* GOAL OF THE EXERCISE *
Reproduce verbatim the portion of the entries that opens with their first line and closes with the line containing "image-message-thumbnail[interactable]: 12:06 5G", with both of those lines included.

* DATA ROWS *
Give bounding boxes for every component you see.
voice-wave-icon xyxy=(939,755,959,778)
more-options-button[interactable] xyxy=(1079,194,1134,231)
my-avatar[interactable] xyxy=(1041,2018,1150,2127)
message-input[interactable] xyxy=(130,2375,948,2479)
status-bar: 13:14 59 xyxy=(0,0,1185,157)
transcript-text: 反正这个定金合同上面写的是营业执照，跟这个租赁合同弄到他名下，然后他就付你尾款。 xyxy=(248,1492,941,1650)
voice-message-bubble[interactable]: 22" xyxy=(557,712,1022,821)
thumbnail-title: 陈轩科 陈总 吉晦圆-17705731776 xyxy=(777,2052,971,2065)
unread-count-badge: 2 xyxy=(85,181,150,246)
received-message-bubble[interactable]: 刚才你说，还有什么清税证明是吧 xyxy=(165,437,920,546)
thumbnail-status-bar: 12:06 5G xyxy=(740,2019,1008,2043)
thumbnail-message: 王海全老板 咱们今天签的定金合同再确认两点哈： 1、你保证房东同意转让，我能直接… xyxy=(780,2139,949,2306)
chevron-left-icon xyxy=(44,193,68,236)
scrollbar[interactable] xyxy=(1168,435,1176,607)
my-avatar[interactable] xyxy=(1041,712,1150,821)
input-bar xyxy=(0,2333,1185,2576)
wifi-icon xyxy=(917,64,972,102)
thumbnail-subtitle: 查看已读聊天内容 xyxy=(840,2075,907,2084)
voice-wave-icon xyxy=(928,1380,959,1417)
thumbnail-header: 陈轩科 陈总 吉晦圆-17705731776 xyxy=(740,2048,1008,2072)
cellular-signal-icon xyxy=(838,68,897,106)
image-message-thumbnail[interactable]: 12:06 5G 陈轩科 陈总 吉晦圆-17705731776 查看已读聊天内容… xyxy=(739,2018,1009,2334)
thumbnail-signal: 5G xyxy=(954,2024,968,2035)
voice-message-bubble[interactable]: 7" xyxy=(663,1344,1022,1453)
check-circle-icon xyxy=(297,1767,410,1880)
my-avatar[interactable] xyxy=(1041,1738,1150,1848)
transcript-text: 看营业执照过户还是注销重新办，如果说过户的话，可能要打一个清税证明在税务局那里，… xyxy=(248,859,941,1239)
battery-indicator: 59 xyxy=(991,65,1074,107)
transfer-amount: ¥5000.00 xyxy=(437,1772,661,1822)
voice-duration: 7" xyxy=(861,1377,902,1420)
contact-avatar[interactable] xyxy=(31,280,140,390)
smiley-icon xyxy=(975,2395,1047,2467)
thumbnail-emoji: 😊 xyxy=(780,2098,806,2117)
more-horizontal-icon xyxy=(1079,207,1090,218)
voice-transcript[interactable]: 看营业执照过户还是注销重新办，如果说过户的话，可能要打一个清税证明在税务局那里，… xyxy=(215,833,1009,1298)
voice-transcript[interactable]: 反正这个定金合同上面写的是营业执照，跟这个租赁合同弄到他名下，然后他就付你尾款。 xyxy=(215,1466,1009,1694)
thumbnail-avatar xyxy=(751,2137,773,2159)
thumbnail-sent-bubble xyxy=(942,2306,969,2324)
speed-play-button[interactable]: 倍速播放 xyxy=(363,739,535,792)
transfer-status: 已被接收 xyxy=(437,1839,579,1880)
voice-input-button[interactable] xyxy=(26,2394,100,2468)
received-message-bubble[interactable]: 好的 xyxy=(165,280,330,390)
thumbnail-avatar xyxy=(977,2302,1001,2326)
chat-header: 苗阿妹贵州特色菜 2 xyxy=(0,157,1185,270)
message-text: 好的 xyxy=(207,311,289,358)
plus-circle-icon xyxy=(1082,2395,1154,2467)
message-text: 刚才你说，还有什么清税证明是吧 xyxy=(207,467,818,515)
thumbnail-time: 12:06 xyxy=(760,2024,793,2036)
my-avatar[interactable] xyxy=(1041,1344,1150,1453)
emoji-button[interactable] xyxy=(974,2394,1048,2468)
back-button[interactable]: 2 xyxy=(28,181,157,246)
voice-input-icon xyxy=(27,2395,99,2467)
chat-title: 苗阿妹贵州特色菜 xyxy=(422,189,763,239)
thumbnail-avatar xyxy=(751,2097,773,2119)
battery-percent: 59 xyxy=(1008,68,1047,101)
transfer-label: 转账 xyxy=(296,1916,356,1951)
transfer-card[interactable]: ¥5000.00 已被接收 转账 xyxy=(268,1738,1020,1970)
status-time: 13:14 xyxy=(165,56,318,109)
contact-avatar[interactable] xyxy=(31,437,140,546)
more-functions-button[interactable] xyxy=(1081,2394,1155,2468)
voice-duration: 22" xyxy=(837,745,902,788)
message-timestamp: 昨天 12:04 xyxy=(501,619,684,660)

* FULL OUTPUT *
Give bounding boxes for every component you see.
voice-wave-icon xyxy=(939,755,959,778)
more-options-button[interactable] xyxy=(1079,194,1134,231)
my-avatar[interactable] xyxy=(1041,2018,1150,2127)
message-input[interactable] xyxy=(130,2375,948,2479)
status-bar: 13:14 59 xyxy=(0,0,1185,157)
transcript-text: 反正这个定金合同上面写的是营业执照，跟这个租赁合同弄到他名下，然后他就付你尾款。 xyxy=(248,1492,941,1650)
voice-message-bubble[interactable]: 22" xyxy=(557,712,1022,821)
thumbnail-title: 陈轩科 陈总 吉晦圆-17705731776 xyxy=(777,2052,971,2065)
unread-count-badge: 2 xyxy=(85,181,150,246)
received-message-bubble[interactable]: 刚才你说，还有什么清税证明是吧 xyxy=(165,437,920,546)
thumbnail-status-bar: 12:06 5G xyxy=(740,2019,1008,2043)
thumbnail-message: 王海全老板 咱们今天签的定金合同再确认两点哈： 1、你保证房东同意转让，我能直接… xyxy=(780,2139,949,2306)
chevron-left-icon xyxy=(44,193,68,236)
scrollbar[interactable] xyxy=(1168,435,1176,607)
my-avatar[interactable] xyxy=(1041,712,1150,821)
input-bar xyxy=(0,2333,1185,2576)
wifi-icon xyxy=(917,64,972,102)
thumbnail-subtitle: 查看已读聊天内容 xyxy=(840,2075,907,2084)
voice-wave-icon xyxy=(928,1380,959,1417)
thumbnail-header: 陈轩科 陈总 吉晦圆-17705731776 xyxy=(740,2048,1008,2072)
cellular-signal-icon xyxy=(838,68,897,106)
image-message-thumbnail[interactable]: 12:06 5G 陈轩科 陈总 吉晦圆-17705731776 查看已读聊天内容… xyxy=(739,2018,1009,2334)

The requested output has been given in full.